Show only lines that include "BPMN".
--- begin ---
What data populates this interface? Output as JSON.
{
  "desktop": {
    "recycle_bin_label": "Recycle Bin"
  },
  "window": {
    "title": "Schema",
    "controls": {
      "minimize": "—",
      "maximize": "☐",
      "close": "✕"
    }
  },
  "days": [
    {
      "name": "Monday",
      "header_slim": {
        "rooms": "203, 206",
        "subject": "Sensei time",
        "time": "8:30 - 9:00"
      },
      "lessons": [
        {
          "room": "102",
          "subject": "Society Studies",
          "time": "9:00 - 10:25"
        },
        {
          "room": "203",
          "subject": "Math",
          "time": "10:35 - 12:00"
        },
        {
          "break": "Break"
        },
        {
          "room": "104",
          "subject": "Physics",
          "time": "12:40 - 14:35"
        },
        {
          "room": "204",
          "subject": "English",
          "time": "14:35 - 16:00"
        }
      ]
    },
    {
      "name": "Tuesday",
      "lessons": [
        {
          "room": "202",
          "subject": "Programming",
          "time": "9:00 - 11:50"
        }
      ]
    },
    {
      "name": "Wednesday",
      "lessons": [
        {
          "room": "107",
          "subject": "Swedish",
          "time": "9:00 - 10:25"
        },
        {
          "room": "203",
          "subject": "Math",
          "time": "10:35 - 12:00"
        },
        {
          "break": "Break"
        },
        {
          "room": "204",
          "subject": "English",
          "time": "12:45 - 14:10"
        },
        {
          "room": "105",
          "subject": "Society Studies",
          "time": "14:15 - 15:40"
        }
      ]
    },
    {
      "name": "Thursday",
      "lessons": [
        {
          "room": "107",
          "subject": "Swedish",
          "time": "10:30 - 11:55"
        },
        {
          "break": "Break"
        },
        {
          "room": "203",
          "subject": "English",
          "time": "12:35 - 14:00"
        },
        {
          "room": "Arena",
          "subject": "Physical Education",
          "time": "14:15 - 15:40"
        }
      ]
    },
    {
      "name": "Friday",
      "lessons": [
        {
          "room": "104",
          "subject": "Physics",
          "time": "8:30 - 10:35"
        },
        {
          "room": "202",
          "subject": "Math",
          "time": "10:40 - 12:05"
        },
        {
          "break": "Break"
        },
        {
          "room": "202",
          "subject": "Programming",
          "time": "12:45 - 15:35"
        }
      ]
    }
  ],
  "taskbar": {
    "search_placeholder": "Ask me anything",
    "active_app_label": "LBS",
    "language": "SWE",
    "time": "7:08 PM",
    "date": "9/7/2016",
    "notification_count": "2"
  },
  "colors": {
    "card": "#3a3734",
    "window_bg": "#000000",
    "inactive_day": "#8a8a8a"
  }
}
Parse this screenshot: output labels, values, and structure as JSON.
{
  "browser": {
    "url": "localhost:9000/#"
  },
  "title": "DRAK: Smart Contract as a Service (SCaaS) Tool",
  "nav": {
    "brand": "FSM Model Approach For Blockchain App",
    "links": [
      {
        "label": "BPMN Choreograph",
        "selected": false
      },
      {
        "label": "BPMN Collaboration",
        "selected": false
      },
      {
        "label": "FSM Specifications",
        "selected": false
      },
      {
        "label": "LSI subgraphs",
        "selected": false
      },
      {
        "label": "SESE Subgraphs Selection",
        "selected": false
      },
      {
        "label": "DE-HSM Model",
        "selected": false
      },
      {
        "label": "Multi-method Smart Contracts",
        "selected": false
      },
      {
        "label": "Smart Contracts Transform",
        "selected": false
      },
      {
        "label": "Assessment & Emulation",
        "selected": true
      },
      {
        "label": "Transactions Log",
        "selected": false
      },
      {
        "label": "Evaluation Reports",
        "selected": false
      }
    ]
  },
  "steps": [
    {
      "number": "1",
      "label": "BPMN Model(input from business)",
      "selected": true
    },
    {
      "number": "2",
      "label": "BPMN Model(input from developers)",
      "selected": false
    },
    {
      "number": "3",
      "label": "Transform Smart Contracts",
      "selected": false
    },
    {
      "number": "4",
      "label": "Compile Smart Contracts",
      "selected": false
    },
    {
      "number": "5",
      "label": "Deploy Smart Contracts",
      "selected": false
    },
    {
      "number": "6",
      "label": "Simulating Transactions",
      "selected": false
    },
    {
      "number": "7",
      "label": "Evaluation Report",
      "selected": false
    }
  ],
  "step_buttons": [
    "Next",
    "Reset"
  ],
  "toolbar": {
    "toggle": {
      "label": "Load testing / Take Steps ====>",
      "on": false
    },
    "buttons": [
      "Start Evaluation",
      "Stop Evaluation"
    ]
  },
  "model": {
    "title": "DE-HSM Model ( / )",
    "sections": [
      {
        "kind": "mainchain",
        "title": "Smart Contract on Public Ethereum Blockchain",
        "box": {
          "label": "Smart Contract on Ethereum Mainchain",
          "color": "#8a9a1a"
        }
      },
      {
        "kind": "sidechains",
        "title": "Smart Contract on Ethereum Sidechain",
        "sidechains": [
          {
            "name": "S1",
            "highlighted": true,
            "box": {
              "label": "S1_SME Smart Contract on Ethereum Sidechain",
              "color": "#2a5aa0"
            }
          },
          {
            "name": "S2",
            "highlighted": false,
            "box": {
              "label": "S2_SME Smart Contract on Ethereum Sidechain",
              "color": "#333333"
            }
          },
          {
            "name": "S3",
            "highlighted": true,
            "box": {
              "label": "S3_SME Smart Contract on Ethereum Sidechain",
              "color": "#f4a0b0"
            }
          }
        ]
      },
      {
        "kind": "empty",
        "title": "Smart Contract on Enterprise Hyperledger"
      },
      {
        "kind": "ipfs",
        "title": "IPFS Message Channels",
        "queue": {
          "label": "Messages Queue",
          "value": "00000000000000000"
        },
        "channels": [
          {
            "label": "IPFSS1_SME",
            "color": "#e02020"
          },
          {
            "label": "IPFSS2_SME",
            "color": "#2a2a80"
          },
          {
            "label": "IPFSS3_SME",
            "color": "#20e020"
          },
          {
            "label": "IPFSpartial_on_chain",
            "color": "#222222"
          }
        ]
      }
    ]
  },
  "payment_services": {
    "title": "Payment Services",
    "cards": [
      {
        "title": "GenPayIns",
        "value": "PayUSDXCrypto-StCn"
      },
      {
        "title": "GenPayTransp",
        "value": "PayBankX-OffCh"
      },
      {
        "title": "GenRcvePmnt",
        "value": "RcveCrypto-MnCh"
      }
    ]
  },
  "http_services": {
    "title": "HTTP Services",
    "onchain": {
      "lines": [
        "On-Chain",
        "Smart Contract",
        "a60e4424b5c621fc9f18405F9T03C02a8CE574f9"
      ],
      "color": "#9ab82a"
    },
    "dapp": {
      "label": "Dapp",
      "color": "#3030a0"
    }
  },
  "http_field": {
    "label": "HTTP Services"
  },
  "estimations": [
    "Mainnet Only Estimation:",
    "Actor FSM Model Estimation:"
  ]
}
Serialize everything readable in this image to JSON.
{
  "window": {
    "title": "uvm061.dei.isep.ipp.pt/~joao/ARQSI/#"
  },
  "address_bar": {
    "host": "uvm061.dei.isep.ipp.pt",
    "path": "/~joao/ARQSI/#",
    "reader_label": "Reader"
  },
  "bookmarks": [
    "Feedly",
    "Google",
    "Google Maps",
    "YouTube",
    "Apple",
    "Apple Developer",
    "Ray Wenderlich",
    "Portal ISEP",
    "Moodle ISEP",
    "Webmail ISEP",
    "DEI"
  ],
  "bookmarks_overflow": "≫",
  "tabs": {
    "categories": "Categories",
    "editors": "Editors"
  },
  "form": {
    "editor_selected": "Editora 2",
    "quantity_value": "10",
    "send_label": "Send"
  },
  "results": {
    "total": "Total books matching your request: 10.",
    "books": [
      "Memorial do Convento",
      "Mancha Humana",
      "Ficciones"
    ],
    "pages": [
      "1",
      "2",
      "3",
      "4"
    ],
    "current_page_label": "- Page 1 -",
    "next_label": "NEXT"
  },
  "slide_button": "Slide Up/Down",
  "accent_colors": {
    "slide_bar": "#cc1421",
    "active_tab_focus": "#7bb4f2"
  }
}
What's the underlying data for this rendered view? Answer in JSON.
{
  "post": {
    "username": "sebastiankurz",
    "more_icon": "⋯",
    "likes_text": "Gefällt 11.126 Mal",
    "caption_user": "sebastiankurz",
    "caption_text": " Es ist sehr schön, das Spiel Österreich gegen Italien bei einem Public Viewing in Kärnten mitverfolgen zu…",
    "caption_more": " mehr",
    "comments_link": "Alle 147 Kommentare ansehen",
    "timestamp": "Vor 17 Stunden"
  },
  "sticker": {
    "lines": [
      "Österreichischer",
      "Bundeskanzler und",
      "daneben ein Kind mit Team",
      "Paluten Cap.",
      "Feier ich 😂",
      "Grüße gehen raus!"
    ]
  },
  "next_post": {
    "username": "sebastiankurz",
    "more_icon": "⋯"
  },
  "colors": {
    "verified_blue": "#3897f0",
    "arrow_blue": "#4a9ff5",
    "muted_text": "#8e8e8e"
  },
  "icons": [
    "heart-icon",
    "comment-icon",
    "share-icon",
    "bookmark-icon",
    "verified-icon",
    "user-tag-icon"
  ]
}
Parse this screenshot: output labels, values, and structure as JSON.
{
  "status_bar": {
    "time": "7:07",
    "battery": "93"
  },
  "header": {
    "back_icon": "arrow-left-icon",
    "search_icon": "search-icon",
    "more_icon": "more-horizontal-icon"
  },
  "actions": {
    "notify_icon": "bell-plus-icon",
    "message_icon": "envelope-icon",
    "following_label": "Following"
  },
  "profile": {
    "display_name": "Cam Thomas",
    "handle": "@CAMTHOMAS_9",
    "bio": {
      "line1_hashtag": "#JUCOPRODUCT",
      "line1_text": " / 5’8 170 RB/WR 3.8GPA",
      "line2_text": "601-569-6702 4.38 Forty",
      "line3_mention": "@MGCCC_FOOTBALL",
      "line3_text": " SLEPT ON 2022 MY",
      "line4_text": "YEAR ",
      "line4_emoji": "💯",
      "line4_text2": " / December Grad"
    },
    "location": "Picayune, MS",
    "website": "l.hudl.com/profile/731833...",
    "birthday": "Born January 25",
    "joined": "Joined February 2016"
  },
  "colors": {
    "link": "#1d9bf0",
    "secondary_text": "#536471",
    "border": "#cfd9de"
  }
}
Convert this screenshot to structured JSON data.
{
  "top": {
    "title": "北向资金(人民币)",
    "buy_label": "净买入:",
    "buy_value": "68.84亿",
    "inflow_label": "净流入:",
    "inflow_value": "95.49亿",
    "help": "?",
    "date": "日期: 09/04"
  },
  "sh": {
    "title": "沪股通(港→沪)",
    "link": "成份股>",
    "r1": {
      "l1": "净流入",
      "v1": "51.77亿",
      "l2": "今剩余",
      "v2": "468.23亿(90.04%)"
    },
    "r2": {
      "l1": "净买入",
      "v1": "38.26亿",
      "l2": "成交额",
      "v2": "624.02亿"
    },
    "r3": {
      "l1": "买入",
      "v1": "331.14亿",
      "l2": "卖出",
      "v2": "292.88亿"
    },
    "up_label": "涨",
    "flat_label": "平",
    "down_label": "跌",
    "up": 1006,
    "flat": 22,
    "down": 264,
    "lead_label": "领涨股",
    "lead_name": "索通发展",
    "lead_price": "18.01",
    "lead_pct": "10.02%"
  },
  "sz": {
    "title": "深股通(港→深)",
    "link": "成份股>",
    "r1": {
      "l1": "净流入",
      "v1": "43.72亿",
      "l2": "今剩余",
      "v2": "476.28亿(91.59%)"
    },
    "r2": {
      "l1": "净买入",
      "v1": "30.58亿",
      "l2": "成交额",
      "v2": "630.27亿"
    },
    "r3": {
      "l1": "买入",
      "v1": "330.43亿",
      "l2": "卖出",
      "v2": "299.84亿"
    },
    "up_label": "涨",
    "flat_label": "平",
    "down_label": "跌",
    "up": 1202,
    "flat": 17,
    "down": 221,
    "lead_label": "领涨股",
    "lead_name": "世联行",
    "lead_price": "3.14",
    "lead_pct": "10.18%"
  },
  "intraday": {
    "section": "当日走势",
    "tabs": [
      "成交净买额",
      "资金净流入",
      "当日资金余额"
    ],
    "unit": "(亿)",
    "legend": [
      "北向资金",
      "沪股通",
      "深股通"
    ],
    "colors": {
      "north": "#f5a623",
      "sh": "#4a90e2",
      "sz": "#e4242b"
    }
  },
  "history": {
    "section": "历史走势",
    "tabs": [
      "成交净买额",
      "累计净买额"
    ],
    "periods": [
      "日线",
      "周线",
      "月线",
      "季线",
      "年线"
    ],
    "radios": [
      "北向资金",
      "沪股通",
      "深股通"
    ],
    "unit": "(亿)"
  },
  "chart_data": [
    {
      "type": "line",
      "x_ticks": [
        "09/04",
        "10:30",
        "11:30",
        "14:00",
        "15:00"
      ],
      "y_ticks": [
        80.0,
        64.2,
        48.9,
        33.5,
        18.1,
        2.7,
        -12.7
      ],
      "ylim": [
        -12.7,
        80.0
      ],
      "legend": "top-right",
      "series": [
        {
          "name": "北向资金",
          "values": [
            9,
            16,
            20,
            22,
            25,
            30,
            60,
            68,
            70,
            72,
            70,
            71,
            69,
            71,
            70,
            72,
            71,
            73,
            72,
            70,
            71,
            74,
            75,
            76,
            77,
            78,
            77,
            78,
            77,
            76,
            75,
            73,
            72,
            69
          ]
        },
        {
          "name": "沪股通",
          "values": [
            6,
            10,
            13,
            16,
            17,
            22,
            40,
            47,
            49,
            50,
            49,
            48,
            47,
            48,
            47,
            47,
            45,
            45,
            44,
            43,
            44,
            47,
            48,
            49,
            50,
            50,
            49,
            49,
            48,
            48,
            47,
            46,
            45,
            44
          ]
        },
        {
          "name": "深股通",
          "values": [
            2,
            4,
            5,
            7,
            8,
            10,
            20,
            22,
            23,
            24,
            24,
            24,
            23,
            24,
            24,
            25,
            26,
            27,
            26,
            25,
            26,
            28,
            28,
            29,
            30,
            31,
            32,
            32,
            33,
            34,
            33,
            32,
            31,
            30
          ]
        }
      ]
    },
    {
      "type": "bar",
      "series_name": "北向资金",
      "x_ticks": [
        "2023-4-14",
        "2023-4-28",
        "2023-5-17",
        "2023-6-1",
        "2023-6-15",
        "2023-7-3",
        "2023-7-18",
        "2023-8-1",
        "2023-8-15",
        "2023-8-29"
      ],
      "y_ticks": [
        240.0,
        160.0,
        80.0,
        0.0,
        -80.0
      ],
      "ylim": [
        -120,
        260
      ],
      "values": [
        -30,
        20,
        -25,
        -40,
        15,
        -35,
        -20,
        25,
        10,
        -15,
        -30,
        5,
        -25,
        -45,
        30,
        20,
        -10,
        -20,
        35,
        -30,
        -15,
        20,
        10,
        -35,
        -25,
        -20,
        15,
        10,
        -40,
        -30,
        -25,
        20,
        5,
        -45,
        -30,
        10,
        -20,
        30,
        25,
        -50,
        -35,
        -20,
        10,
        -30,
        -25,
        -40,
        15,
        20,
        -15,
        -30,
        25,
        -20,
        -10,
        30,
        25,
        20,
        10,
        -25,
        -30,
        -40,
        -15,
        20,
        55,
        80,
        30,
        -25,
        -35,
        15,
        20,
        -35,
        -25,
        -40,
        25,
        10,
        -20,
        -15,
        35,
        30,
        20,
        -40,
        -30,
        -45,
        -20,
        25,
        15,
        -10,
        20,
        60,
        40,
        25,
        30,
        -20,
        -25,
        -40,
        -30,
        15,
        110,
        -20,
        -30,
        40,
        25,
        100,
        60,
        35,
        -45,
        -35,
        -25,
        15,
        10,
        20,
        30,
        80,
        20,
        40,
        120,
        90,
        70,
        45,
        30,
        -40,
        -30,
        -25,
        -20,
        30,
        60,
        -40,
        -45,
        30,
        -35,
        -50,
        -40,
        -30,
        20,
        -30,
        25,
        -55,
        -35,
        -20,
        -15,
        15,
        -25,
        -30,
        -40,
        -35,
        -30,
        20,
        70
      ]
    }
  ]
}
--- end ---
- [Written reply]:
        "label": "BPMN Choreograph",
        "label": "BPMN Collaboration",
      "label": "BPMN Model(input from business)",
      "label": "BPMN Model(input from developers)",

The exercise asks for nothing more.